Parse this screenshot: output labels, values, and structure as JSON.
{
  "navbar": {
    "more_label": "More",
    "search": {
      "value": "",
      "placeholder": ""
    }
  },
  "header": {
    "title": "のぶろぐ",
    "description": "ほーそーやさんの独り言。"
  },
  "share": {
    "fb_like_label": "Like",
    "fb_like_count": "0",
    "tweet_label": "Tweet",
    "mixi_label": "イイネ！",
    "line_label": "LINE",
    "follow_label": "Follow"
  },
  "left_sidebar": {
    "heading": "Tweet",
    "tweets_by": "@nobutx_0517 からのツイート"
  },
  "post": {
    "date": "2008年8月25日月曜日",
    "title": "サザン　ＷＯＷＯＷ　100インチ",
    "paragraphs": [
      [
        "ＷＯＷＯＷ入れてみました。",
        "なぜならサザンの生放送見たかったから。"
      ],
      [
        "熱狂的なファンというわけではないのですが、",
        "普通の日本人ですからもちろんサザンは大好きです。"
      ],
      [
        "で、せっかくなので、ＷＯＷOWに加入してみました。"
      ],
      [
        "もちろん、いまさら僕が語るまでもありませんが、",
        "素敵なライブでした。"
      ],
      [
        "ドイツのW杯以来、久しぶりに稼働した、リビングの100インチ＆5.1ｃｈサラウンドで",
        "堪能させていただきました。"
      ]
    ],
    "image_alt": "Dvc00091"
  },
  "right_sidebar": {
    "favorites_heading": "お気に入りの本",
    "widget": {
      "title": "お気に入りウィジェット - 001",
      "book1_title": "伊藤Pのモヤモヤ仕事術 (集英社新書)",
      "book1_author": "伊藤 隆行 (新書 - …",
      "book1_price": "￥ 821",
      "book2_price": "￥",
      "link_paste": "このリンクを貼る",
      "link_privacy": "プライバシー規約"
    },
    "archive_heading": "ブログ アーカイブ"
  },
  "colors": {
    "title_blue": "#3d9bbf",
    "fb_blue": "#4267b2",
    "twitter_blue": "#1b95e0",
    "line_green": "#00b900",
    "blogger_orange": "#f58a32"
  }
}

-=-=-=-=-

What you need to do:
Write out the records shown above, exactly as they appear.

In response:
Parse this screenshot: output labels, values, and structure as JSON.
{
  "navbar": {
    "more_label": "More",
    "search": {
      "value": "",
      "placeholder": ""
    }
  },
  "header": {
    "title": "のぶろぐ",
    "description": "ほーそーやさんの独り言。"
  },
  "share": {
    "fb_like_label": "Like",
    "fb_like_count": "0",
    "tweet_label": "Tweet",
    "mixi_label": "イイネ！",
    "line_label": "LINE",
    "follow_label": "Follow"
  },
  "left_sidebar": {
    "heading": "Tweet",
    "tweets_by": "@nobutx_0517 からのツイート"
  },
  "post": {
    "date": "2008年8月25日月曜日",
    "title": "サザン　ＷＯＷＯＷ　100インチ",
    "paragraphs": [
      [
        "ＷＯＷＯＷ入れてみました。",
        "なぜならサザンの生放送見たかったから。"
      ],
      [
        "熱狂的なファンというわけではないのですが、",
        "普通の日本人ですからもちろんサザンは大好きです。"
      ],
      [
        "で、せっかくなので、ＷＯＷOWに加入してみました。"
      ],
      [
        "もちろん、いまさら僕が語るまでもありませんが、",
        "素敵なライブでした。"
      ],
      [
        "ドイツのW杯以来、久しぶりに稼働した、リビングの100インチ＆5.1ｃｈサラウンドで",
        "堪能させていただきました。"
      ]
    ],
    "image_alt": "Dvc00091"
  },
  "right_sidebar": {
    "favorites_heading": "お気に入りの本",
    "widget": {
      "title": "お気に入りウィジェット - 001",
      "book1_title": "伊藤Pのモヤモヤ仕事術 (集英社新書)",
      "book1_author": "伊藤 隆行 (新書 - …",
      "book1_price": "￥ 821",
      "book2_price": "￥",
      "link_paste": "このリンクを貼る",
      "link_privacy": "プライバシー規約"
    },
    "archive_heading": "ブログ アーカイブ"
  },
  "colors": {
    "title_blue": "#3d9bbf",
    "fb_blue": "#4267b2",
    "twitter_blue": "#1b95e0",
    "line_green": "#00b900",
    "blogger_orange": "#f58a32"
  }
}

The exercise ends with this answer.